• What you should do
Copy the data exactly as it appears, and do not include any pictures.

• Stored rows
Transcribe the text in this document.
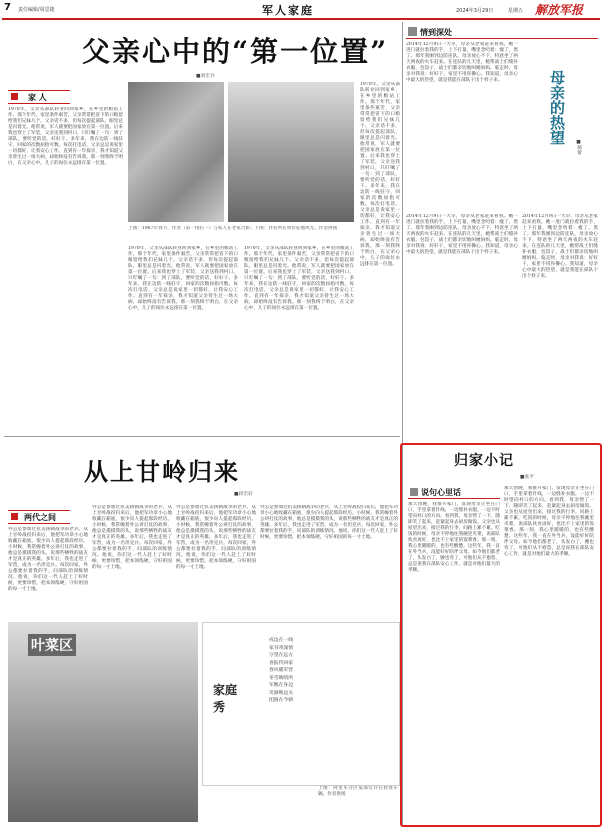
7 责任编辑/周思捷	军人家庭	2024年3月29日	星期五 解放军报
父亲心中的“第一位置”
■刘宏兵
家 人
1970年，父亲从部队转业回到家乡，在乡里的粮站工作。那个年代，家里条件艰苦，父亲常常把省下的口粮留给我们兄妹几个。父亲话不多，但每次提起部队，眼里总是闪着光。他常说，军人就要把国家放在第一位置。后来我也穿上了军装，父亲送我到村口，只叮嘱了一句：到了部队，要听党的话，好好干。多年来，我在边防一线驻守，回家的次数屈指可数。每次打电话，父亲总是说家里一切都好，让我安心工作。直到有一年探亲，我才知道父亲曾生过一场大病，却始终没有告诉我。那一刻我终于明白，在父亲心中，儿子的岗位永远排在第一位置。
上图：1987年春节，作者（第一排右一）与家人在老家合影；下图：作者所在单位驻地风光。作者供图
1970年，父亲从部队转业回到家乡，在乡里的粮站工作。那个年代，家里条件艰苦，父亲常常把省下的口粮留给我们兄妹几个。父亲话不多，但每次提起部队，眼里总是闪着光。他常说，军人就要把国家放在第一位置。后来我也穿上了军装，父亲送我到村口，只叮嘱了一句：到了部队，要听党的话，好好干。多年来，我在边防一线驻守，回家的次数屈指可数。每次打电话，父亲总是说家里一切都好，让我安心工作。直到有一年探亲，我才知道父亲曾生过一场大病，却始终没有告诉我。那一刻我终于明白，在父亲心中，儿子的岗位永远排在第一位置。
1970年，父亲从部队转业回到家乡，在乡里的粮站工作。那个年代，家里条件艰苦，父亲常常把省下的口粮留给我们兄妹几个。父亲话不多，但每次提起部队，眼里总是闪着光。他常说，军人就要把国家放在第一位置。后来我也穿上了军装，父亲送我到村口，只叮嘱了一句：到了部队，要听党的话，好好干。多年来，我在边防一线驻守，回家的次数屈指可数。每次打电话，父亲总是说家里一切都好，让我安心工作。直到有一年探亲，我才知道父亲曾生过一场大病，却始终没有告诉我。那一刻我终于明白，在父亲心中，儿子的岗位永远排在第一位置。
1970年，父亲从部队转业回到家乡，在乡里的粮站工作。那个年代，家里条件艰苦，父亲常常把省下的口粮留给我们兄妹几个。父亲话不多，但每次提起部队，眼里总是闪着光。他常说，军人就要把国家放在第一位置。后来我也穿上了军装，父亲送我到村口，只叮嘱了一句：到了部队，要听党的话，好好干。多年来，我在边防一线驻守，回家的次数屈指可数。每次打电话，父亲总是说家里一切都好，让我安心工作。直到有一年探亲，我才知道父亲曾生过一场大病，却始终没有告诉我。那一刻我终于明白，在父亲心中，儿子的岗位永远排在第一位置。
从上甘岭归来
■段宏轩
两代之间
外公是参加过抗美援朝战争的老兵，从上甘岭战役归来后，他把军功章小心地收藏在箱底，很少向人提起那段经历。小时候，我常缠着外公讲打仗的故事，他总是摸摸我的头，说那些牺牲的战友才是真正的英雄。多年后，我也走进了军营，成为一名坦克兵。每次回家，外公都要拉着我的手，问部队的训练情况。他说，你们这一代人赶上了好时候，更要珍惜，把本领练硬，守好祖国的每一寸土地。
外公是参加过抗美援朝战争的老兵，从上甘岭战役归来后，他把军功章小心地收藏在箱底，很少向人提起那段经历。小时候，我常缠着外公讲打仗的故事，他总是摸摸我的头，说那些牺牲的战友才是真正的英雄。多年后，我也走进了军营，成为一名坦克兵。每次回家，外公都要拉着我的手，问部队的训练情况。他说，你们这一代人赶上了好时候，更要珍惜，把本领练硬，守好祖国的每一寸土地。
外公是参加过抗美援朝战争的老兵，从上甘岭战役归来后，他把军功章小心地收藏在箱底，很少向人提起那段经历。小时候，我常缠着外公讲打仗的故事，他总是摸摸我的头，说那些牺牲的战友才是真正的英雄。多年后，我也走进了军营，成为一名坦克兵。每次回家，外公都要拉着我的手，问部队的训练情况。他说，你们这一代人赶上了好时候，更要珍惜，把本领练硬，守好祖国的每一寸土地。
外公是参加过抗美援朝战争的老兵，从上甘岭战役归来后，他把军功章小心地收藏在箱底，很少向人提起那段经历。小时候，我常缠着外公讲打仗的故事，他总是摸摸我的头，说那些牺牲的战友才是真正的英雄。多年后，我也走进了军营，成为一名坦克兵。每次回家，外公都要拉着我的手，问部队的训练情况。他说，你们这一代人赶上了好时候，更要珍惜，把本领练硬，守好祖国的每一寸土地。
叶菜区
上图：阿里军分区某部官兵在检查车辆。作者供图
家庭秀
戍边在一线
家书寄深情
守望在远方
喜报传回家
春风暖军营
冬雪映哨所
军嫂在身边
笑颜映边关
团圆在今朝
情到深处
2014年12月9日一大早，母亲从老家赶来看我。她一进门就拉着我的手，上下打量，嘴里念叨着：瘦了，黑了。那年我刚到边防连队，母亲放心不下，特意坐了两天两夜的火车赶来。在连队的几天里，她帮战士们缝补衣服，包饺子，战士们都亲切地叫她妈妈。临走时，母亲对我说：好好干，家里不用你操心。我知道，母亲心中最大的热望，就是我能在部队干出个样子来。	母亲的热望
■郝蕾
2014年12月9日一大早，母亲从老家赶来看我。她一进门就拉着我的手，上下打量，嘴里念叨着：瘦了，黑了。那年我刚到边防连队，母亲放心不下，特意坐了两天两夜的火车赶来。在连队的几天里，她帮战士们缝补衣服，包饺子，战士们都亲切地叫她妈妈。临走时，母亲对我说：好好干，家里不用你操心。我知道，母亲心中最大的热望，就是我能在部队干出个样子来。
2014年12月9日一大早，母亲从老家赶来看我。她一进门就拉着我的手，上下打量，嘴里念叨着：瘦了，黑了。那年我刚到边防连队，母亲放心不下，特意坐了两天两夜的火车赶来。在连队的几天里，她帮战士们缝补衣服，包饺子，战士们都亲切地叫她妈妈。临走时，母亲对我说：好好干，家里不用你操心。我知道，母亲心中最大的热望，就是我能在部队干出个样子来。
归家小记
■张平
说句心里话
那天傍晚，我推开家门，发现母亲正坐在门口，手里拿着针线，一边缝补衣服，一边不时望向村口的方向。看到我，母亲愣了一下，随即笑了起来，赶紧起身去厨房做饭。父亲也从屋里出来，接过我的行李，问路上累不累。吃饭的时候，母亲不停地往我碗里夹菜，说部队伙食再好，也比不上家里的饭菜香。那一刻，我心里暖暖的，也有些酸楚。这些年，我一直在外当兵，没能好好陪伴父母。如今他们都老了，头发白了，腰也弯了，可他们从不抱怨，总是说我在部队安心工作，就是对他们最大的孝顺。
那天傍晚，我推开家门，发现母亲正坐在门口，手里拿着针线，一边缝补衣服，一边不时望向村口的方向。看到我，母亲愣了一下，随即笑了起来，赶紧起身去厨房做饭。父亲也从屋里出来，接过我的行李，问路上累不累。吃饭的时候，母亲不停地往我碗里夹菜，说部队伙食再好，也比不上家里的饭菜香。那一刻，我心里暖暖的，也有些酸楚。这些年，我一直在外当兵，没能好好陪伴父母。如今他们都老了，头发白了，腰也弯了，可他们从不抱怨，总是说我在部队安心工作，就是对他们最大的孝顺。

• Task result
Transcribe the text in this document.
7 责任编辑/周思捷	军人家庭	2024年3月29日	星期五 解放军报
父亲心中的“第一位置”
■刘宏兵
家 人
1970年，父亲从部队转业回到家乡，在乡里的粮站工作。那个年代，家里条件艰苦，父亲常常把省下的口粮留给我们兄妹几个。父亲话不多，但每次提起部队，眼里总是闪着光。他常说，军人就要把国家放在第一位置。后来我也穿上了军装，父亲送我到村口，只叮嘱了一句：到了部队，要听党的话，好好干。多年来，我在边防一线驻守，回家的次数屈指可数。每次打电话，父亲总是说家里一切都好，让我安心工作。直到有一年探亲，我才知道父亲曾生过一场大病，却始终没有告诉我。那一刻我终于明白，在父亲心中，儿子的岗位永远排在第一位置。
上图：1987年春节，作者（第一排右一）与家人在老家合影；下图：作者所在单位驻地风光。作者供图
1970年，父亲从部队转业回到家乡，在乡里的粮站工作。那个年代，家里条件艰苦，父亲常常把省下的口粮留给我们兄妹几个。父亲话不多，但每次提起部队，眼里总是闪着光。他常说，军人就要把国家放在第一位置。后来我也穿上了军装，父亲送我到村口，只叮嘱了一句：到了部队，要听党的话，好好干。多年来，我在边防一线驻守，回家的次数屈指可数。每次打电话，父亲总是说家里一切都好，让我安心工作。直到有一年探亲，我才知道父亲曾生过一场大病，却始终没有告诉我。那一刻我终于明白，在父亲心中，儿子的岗位永远排在第一位置。
1970年，父亲从部队转业回到家乡，在乡里的粮站工作。那个年代，家里条件艰苦，父亲常常把省下的口粮留给我们兄妹几个。父亲话不多，但每次提起部队，眼里总是闪着光。他常说，军人就要把国家放在第一位置。后来我也穿上了军装，父亲送我到村口，只叮嘱了一句：到了部队，要听党的话，好好干。多年来，我在边防一线驻守，回家的次数屈指可数。每次打电话，父亲总是说家里一切都好，让我安心工作。直到有一年探亲，我才知道父亲曾生过一场大病，却始终没有告诉我。那一刻我终于明白，在父亲心中，儿子的岗位永远排在第一位置。
1970年，父亲从部队转业回到家乡，在乡里的粮站工作。那个年代，家里条件艰苦，父亲常常把省下的口粮留给我们兄妹几个。父亲话不多，但每次提起部队，眼里总是闪着光。他常说，军人就要把国家放在第一位置。后来我也穿上了军装，父亲送我到村口，只叮嘱了一句：到了部队，要听党的话，好好干。多年来，我在边防一线驻守，回家的次数屈指可数。每次打电话，父亲总是说家里一切都好，让我安心工作。直到有一年探亲，我才知道父亲曾生过一场大病，却始终没有告诉我。那一刻我终于明白，在父亲心中，儿子的岗位永远排在第一位置。
从上甘岭归来
■段宏轩
两代之间
外公是参加过抗美援朝战争的老兵，从上甘岭战役归来后，他把军功章小心地收藏在箱底，很少向人提起那段经历。小时候，我常缠着外公讲打仗的故事，他总是摸摸我的头，说那些牺牲的战友才是真正的英雄。多年后，我也走进了军营，成为一名坦克兵。每次回家，外公都要拉着我的手，问部队的训练情况。他说，你们这一代人赶上了好时候，更要珍惜，把本领练硬，守好祖国的每一寸土地。
外公是参加过抗美援朝战争的老兵，从上甘岭战役归来后，他把军功章小心地收藏在箱底，很少向人提起那段经历。小时候，我常缠着外公讲打仗的故事，他总是摸摸我的头，说那些牺牲的战友才是真正的英雄。多年后，我也走进了军营，成为一名坦克兵。每次回家，外公都要拉着我的手，问部队的训练情况。他说，你们这一代人赶上了好时候，更要珍惜，把本领练硬，守好祖国的每一寸土地。
外公是参加过抗美援朝战争的老兵，从上甘岭战役归来后，他把军功章小心地收藏在箱底，很少向人提起那段经历。小时候，我常缠着外公讲打仗的故事，他总是摸摸我的头，说那些牺牲的战友才是真正的英雄。多年后，我也走进了军营，成为一名坦克兵。每次回家，外公都要拉着我的手，问部队的训练情况。他说，你们这一代人赶上了好时候，更要珍惜，把本领练硬，守好祖国的每一寸土地。
外公是参加过抗美援朝战争的老兵，从上甘岭战役归来后，他把军功章小心地收藏在箱底，很少向人提起那段经历。小时候，我常缠着外公讲打仗的故事，他总是摸摸我的头，说那些牺牲的战友才是真正的英雄。多年后，我也走进了军营，成为一名坦克兵。每次回家，外公都要拉着我的手，问部队的训练情况。他说，你们这一代人赶上了好时候，更要珍惜，把本领练硬，守好祖国的每一寸土地。
叶菜区
上图：阿里军分区某部官兵在检查车辆。作者供图
家庭秀
戍边在一线
家书寄深情
守望在远方
喜报传回家
春风暖军营
冬雪映哨所
军嫂在身边
笑颜映边关
团圆在今朝
情到深处
2014年12月9日一大早，母亲从老家赶来看我。她一进门就拉着我的手，上下打量，嘴里念叨着：瘦了，黑了。那年我刚到边防连队，母亲放心不下，特意坐了两天两夜的火车赶来。在连队的几天里，她帮战士们缝补衣服，包饺子，战士们都亲切地叫她妈妈。临走时，母亲对我说：好好干，家里不用你操心。我知道，母亲心中最大的热望，就是我能在部队干出个样子来。	母亲的热望
■郝蕾
2014年12月9日一大早，母亲从老家赶来看我。她一进门就拉着我的手，上下打量，嘴里念叨着：瘦了，黑了。那年我刚到边防连队，母亲放心不下，特意坐了两天两夜的火车赶来。在连队的几天里，她帮战士们缝补衣服，包饺子，战士们都亲切地叫她妈妈。临走时，母亲对我说：好好干，家里不用你操心。我知道，母亲心中最大的热望，就是我能在部队干出个样子来。
2014年12月9日一大早，母亲从老家赶来看我。她一进门就拉着我的手，上下打量，嘴里念叨着：瘦了，黑了。那年我刚到边防连队，母亲放心不下，特意坐了两天两夜的火车赶来。在连队的几天里，她帮战士们缝补衣服，包饺子，战士们都亲切地叫她妈妈。临走时，母亲对我说：好好干，家里不用你操心。我知道，母亲心中最大的热望，就是我能在部队干出个样子来。
归家小记
■张平
说句心里话
那天傍晚，我推开家门，发现母亲正坐在门口，手里拿着针线，一边缝补衣服，一边不时望向村口的方向。看到我，母亲愣了一下，随即笑了起来，赶紧起身去厨房做饭。父亲也从屋里出来，接过我的行李，问路上累不累。吃饭的时候，母亲不停地往我碗里夹菜，说部队伙食再好，也比不上家里的饭菜香。那一刻，我心里暖暖的，也有些酸楚。这些年，我一直在外当兵，没能好好陪伴父母。如今他们都老了，头发白了，腰也弯了，可他们从不抱怨，总是说我在部队安心工作，就是对他们最大的孝顺。
那天傍晚，我推开家门，发现母亲正坐在门口，手里拿着针线，一边缝补衣服，一边不时望向村口的方向。看到我，母亲愣了一下，随即笑了起来，赶紧起身去厨房做饭。父亲也从屋里出来，接过我的行李，问路上累不累。吃饭的时候，母亲不停地往我碗里夹菜，说部队伙食再好，也比不上家里的饭菜香。那一刻，我心里暖暖的，也有些酸楚。这些年，我一直在外当兵，没能好好陪伴父母。如今他们都老了，头发白了，腰也弯了，可他们从不抱怨，总是说我在部队安心工作，就是对他们最大的孝顺。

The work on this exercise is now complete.